##### Exercise data #####
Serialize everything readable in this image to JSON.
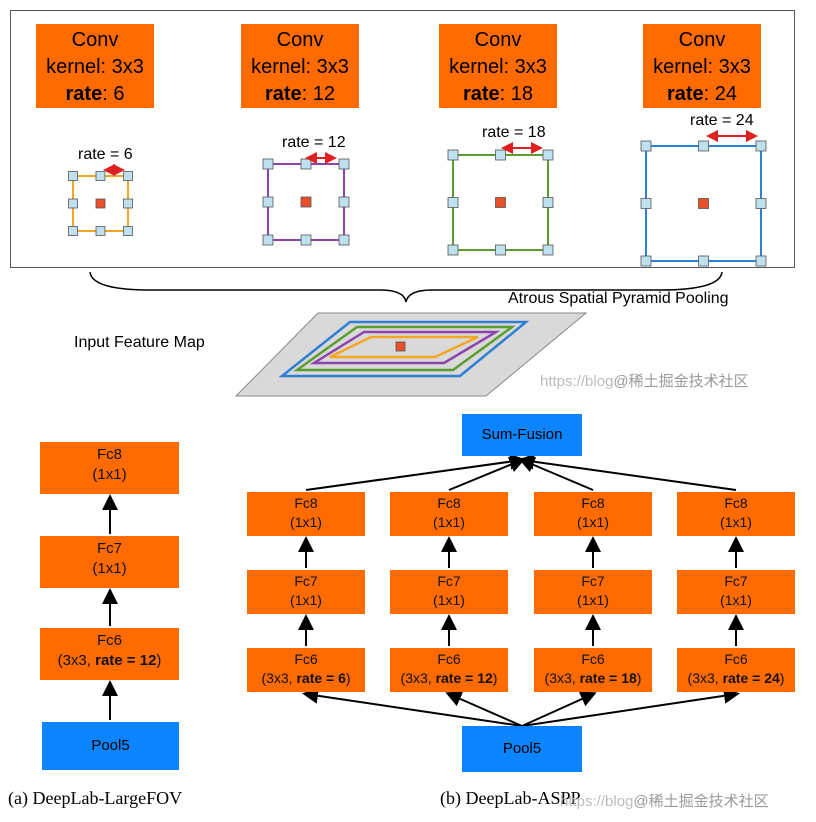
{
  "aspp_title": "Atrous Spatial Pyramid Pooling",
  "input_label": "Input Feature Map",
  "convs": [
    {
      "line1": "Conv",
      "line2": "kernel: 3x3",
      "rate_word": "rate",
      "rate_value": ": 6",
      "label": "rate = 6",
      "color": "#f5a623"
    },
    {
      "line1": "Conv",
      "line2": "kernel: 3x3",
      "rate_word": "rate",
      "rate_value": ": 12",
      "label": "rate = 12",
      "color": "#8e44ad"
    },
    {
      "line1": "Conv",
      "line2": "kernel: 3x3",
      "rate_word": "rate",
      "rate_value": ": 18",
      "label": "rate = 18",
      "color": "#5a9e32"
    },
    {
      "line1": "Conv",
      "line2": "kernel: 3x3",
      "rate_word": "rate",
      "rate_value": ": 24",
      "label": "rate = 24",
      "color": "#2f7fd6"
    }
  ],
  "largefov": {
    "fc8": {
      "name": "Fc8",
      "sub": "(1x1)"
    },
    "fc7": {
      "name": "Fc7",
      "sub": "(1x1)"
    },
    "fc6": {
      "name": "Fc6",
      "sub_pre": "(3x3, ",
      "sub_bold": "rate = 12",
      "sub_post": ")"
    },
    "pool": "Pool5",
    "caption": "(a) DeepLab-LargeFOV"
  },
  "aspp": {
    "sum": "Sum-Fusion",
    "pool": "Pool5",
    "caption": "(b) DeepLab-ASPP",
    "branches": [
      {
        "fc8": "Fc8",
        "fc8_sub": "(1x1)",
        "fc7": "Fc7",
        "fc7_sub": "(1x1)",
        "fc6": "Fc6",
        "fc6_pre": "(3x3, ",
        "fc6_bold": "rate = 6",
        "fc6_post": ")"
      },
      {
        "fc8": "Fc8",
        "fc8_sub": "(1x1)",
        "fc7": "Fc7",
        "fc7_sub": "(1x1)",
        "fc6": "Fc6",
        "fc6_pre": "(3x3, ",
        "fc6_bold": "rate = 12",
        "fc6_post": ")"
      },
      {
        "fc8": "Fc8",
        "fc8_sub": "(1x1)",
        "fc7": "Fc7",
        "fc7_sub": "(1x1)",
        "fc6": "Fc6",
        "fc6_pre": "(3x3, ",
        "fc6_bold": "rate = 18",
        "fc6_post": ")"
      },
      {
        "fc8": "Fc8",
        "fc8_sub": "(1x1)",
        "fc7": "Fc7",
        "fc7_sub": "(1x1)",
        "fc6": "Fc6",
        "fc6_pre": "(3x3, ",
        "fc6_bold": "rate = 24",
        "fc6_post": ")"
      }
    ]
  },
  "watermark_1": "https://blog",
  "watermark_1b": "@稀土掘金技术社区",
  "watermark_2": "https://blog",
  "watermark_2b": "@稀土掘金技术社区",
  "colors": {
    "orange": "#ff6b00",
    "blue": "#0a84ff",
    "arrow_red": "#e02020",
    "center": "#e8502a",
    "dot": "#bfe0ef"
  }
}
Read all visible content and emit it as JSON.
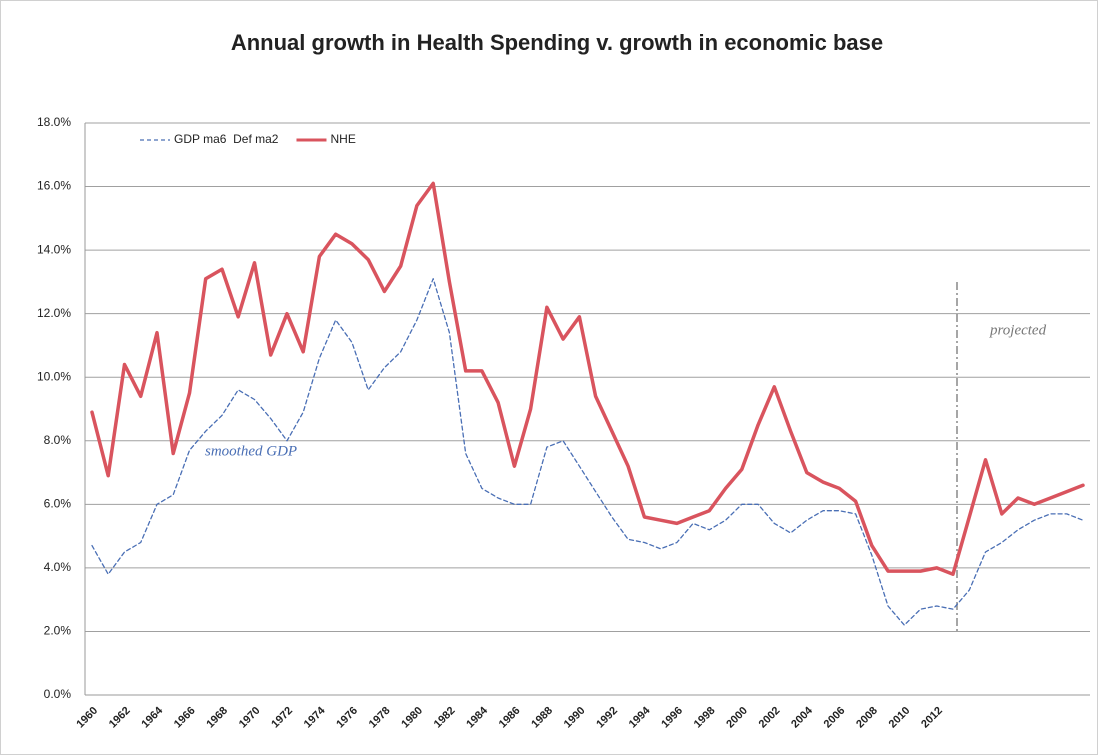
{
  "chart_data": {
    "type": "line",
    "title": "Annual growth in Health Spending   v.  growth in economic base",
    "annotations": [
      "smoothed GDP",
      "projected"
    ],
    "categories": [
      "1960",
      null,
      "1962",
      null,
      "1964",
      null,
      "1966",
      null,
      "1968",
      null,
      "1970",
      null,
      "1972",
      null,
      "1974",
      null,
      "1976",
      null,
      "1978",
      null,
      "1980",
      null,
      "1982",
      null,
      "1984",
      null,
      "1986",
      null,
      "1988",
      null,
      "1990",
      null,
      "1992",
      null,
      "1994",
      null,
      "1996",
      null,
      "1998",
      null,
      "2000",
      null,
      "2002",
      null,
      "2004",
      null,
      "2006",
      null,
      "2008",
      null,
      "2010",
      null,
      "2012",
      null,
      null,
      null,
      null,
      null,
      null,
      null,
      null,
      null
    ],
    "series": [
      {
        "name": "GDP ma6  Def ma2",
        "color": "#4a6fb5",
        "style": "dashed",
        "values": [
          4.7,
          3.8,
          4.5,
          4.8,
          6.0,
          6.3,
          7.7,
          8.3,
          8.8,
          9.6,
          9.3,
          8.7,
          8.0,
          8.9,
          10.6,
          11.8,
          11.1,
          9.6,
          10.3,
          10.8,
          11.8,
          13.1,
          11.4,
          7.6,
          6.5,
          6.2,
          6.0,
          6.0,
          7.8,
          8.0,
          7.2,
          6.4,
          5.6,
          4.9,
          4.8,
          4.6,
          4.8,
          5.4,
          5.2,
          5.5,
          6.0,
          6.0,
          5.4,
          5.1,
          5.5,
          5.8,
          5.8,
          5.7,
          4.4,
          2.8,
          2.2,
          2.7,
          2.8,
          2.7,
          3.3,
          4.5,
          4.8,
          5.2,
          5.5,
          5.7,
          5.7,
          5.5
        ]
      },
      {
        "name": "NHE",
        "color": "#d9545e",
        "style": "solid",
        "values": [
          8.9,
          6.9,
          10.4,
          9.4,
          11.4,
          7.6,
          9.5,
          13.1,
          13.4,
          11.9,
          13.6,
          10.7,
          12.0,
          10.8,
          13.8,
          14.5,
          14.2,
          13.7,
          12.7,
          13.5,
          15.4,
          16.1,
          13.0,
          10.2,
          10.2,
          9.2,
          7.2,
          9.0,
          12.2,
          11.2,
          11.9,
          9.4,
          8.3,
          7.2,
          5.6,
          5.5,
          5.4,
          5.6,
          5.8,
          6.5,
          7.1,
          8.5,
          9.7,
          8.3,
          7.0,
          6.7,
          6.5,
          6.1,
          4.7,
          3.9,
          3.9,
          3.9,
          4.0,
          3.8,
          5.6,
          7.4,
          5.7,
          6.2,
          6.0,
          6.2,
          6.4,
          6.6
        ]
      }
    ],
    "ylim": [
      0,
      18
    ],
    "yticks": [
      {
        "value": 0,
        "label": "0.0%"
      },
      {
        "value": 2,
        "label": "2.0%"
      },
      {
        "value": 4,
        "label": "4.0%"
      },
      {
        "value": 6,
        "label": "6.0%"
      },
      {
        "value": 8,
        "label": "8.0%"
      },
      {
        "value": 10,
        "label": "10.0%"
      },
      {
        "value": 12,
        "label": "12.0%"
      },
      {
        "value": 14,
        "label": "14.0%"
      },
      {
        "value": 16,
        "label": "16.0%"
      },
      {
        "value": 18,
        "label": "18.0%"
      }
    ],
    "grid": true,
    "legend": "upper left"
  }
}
#####
What the task requires:
Pick out all the lines with the word "caption" in them and copy them.

Reply to the task:
    "caption": "(a) DeepLab-LargeFOV"
    "caption": "(b) DeepLab-ASPP",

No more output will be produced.